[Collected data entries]
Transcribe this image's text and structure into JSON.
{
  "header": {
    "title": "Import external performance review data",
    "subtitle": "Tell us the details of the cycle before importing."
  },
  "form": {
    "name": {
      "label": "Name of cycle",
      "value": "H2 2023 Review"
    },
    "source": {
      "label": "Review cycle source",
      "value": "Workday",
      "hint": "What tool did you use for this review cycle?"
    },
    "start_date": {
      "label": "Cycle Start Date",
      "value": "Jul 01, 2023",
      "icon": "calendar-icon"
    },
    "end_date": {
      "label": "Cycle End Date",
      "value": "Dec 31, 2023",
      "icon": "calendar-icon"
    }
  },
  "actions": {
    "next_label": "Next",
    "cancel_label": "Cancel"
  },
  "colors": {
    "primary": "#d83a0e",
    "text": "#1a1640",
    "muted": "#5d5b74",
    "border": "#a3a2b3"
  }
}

--

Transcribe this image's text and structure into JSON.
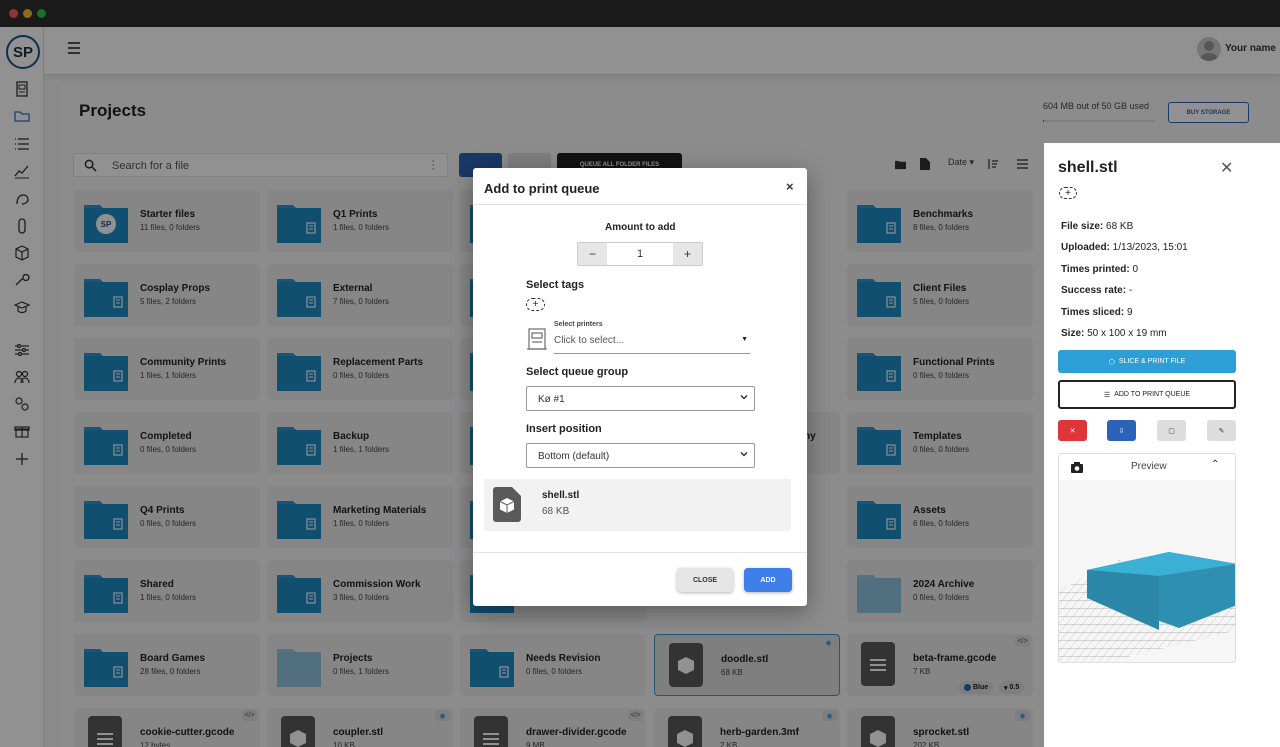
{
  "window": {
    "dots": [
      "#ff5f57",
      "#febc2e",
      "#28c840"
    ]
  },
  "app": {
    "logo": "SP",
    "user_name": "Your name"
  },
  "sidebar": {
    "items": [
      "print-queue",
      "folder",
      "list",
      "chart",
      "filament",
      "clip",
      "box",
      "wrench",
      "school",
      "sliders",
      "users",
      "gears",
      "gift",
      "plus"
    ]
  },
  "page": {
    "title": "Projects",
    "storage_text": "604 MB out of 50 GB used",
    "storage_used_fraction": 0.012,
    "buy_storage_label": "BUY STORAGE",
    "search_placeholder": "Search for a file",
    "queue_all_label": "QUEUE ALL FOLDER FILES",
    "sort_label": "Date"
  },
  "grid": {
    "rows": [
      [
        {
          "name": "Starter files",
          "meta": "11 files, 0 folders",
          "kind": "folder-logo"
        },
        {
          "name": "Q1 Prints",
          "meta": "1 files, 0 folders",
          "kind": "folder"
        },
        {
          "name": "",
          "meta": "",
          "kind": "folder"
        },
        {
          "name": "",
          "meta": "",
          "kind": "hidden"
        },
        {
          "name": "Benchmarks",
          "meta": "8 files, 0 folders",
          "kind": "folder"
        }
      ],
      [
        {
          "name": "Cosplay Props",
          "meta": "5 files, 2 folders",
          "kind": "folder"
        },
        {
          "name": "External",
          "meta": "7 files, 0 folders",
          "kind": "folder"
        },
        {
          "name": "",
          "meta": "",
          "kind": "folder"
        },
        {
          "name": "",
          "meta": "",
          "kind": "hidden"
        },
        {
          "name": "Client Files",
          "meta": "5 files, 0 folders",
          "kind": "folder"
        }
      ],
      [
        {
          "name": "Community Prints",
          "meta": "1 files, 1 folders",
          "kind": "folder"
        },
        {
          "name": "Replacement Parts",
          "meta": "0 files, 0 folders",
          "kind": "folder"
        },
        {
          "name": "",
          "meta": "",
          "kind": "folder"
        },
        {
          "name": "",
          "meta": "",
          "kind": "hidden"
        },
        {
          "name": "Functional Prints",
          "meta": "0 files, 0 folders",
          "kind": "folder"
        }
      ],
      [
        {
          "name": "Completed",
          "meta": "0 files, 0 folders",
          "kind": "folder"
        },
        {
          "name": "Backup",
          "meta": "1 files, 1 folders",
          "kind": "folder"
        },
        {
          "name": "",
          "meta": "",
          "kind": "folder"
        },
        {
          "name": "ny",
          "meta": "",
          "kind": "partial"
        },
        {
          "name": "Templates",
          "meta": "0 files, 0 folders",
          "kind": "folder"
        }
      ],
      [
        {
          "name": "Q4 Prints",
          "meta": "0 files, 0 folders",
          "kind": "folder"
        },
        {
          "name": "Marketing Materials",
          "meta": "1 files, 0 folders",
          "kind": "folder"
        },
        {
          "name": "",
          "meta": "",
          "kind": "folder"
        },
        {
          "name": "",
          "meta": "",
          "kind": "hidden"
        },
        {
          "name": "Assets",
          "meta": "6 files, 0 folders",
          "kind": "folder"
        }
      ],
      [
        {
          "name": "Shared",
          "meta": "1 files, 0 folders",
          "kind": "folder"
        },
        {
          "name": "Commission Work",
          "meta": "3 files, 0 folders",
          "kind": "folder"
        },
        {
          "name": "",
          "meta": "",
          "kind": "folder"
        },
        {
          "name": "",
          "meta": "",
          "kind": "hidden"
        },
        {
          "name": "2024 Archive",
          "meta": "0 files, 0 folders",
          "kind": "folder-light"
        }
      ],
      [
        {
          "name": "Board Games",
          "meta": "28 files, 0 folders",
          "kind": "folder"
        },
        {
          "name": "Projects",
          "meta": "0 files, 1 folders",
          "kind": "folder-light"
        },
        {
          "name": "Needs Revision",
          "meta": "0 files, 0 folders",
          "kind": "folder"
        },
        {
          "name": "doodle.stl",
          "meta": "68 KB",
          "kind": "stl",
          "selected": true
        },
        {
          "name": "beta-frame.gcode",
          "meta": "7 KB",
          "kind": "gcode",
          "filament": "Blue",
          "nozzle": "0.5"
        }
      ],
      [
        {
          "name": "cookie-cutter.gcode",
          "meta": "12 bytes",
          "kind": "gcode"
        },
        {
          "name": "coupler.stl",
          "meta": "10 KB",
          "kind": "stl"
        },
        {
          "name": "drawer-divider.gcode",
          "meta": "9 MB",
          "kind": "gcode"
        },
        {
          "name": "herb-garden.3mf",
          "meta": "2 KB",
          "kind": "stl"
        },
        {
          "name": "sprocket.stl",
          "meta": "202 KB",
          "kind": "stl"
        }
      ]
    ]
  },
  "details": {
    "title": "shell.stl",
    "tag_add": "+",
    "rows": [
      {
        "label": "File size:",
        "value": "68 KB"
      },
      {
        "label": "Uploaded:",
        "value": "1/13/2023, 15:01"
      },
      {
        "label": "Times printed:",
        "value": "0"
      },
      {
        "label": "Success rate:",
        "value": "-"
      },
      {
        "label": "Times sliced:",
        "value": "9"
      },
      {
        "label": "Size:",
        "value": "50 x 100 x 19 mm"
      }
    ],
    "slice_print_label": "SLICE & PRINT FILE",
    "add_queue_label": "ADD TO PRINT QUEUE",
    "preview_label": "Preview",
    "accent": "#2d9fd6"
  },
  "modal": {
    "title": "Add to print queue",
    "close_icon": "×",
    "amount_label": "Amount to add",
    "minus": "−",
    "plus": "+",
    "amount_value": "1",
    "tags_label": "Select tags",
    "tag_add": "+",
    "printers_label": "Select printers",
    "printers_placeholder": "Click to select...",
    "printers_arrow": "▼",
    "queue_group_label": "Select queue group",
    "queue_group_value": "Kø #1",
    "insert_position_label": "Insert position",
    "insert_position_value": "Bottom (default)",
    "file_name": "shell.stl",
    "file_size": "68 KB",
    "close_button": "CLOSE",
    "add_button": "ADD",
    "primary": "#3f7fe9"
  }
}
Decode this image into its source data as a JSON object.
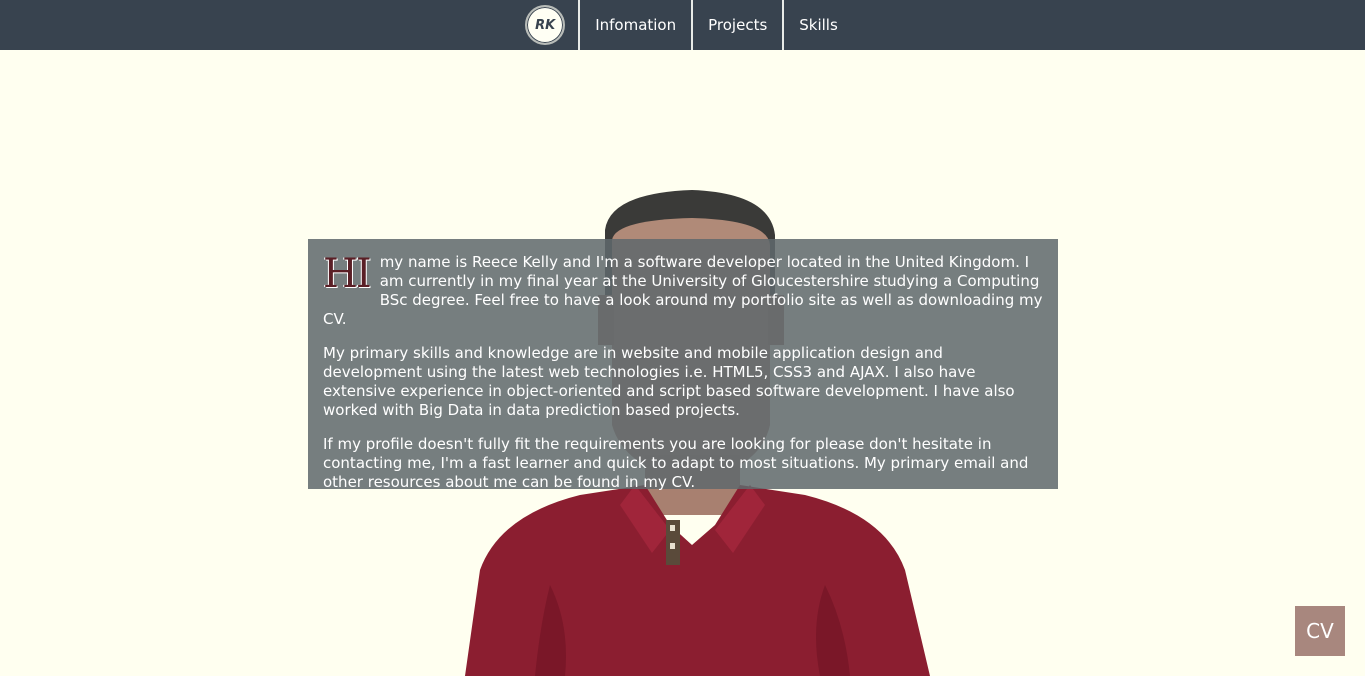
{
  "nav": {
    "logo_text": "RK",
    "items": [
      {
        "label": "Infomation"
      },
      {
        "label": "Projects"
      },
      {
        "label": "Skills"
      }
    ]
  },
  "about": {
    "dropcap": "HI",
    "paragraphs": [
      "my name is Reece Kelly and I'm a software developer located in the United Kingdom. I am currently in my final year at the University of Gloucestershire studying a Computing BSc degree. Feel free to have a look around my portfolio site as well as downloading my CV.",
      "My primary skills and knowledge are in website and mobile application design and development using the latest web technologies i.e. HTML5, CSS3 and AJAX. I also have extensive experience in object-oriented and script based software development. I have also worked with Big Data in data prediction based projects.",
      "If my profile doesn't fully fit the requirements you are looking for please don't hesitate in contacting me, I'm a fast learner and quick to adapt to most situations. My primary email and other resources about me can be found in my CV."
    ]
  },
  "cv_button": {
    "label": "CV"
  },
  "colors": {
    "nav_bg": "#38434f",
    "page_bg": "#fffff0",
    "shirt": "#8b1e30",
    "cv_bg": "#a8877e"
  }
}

Task description
Pull every line holding "details" out of the records.

Answer
    "subtitle": "Tell us the details of the cycle before importing."
  "details": {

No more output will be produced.